Task input —
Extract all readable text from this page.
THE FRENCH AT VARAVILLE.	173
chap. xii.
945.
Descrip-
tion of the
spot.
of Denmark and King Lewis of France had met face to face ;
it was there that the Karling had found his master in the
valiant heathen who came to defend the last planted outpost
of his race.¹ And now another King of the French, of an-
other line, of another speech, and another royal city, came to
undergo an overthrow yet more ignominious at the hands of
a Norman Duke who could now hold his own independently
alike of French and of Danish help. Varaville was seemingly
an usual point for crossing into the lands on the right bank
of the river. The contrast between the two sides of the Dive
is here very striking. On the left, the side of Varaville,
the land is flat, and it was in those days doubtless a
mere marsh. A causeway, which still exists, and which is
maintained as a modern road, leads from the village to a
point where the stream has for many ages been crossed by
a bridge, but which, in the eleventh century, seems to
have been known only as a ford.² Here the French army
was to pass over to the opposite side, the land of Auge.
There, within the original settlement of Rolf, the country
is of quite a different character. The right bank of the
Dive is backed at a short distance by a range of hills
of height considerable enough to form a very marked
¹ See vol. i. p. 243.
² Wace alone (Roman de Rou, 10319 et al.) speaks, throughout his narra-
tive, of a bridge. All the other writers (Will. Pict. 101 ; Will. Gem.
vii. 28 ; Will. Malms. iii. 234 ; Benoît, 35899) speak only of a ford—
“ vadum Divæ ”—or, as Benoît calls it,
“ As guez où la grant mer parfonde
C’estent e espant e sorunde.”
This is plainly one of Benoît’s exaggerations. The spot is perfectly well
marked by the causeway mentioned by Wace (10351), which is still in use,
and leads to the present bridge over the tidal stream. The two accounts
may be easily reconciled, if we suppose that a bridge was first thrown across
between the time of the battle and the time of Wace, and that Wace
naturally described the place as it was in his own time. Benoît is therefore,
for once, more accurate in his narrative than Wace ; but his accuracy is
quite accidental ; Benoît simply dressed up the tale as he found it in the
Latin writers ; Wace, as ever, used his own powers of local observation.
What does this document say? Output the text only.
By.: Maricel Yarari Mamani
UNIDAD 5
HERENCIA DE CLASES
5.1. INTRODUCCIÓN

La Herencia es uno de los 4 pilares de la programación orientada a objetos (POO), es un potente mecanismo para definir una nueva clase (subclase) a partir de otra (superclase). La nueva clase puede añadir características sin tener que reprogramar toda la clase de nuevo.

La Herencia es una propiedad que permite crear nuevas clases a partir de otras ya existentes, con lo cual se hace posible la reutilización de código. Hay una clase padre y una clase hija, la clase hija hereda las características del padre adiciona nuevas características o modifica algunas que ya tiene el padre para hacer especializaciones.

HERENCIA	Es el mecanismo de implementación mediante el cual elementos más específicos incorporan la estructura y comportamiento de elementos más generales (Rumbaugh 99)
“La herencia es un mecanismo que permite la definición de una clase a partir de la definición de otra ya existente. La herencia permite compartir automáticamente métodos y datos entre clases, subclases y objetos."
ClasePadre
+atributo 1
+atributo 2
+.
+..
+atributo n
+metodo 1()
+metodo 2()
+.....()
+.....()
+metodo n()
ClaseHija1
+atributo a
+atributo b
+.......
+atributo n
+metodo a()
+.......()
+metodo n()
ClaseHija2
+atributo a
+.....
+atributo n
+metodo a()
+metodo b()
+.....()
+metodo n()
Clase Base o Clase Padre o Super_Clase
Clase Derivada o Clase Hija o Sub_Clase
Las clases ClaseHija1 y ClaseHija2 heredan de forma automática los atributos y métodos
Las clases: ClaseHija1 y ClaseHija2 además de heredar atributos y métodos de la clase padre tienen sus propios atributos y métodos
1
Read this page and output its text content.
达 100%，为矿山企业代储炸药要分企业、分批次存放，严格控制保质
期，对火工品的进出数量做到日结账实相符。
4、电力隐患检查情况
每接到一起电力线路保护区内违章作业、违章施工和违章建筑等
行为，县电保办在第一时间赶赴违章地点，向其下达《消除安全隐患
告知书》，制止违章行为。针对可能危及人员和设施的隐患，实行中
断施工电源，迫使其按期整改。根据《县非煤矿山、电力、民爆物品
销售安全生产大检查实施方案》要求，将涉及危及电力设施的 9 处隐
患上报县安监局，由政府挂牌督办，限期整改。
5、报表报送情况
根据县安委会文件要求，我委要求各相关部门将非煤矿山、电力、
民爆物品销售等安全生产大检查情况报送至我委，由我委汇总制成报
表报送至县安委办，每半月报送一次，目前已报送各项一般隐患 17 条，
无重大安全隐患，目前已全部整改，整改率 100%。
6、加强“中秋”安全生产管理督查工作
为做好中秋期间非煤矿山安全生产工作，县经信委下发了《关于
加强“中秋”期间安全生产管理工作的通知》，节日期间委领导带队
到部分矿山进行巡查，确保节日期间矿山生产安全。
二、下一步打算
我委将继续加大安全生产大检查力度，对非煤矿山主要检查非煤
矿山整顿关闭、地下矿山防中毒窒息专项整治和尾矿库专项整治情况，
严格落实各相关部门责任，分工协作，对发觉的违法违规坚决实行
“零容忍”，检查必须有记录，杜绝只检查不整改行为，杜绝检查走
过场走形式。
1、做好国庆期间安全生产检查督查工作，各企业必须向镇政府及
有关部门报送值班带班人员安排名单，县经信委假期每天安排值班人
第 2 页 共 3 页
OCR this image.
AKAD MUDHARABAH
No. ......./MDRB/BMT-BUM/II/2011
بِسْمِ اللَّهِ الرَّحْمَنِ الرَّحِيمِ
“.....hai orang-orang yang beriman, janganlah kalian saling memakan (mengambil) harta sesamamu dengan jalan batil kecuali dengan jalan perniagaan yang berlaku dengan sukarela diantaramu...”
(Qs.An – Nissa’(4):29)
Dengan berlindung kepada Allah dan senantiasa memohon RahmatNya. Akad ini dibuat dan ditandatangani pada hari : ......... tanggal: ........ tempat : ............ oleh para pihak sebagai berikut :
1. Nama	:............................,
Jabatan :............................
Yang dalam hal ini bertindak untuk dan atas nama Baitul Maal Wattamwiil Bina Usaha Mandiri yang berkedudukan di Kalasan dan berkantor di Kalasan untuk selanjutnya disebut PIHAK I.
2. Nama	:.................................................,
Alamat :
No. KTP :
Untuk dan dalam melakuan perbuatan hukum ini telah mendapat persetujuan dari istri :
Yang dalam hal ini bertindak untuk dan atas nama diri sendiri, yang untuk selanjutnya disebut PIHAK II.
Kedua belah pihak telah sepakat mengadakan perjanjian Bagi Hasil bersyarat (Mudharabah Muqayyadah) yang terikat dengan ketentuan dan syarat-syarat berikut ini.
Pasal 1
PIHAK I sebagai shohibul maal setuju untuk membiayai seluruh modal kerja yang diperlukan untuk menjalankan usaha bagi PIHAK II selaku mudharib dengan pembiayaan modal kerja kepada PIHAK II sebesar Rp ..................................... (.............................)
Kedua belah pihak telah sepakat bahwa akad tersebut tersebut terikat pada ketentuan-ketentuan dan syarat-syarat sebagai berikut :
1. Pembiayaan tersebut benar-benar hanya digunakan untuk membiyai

What is needed —
Select every line where the word "Will" occurs.

Full output —
tive, of a bridge. All the other writers (Will. Pict. 101 ; Will. Gem.
vii. 28 ; Will. Malms. iii. 234 ; Benoît, 35899) speak only of a ford—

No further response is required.